» WORK INSTRUCTIONS:
Report every line in the listing that contains the string "Green".

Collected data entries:
□ □ □ □

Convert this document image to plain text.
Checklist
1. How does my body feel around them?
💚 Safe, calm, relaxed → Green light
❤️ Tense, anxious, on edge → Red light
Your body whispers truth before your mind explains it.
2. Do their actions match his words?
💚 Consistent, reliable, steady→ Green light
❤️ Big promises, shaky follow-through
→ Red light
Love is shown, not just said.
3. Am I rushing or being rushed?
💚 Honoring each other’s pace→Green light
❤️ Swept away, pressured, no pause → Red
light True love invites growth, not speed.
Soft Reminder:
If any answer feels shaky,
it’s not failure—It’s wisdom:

□ □ □ □

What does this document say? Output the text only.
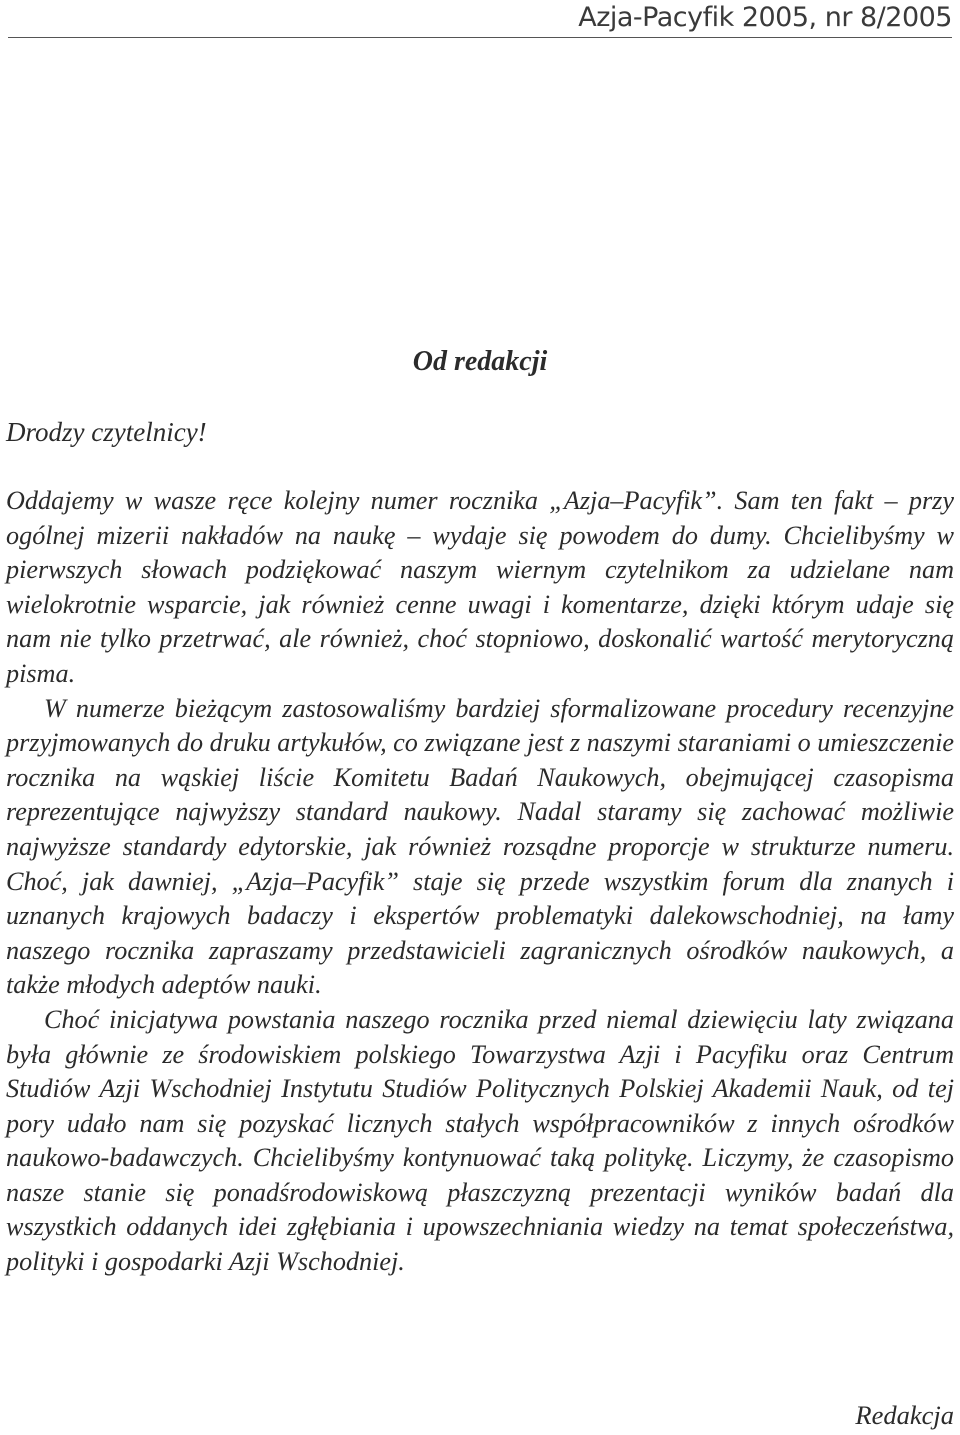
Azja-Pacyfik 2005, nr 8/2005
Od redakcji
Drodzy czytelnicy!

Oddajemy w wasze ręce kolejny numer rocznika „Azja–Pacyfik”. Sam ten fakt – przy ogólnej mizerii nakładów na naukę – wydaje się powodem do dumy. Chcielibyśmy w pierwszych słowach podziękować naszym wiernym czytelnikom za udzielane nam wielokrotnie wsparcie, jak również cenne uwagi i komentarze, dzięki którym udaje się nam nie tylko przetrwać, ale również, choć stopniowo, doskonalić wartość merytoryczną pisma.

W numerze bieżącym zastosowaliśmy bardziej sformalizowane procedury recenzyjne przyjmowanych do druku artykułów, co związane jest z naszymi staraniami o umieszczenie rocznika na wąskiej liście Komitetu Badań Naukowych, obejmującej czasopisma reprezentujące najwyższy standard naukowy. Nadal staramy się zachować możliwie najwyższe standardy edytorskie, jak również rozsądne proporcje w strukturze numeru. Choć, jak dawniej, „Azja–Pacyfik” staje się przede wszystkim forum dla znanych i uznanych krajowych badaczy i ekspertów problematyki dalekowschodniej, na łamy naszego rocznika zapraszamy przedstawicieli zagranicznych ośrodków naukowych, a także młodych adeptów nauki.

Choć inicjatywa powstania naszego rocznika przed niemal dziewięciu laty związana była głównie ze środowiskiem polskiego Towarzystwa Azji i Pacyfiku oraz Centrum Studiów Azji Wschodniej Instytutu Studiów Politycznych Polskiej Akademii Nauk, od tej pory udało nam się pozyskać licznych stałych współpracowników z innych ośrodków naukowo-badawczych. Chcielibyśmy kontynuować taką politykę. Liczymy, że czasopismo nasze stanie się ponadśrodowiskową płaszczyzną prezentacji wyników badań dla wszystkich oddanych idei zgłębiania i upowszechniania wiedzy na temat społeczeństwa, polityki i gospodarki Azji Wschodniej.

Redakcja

□ □ □ □

» ANSWER IN FULL:
💚 Safe, calm, relaxed → Green light
💚 Consistent, reliable, steady→ Green light
💚 Honoring each other’s pace→Green light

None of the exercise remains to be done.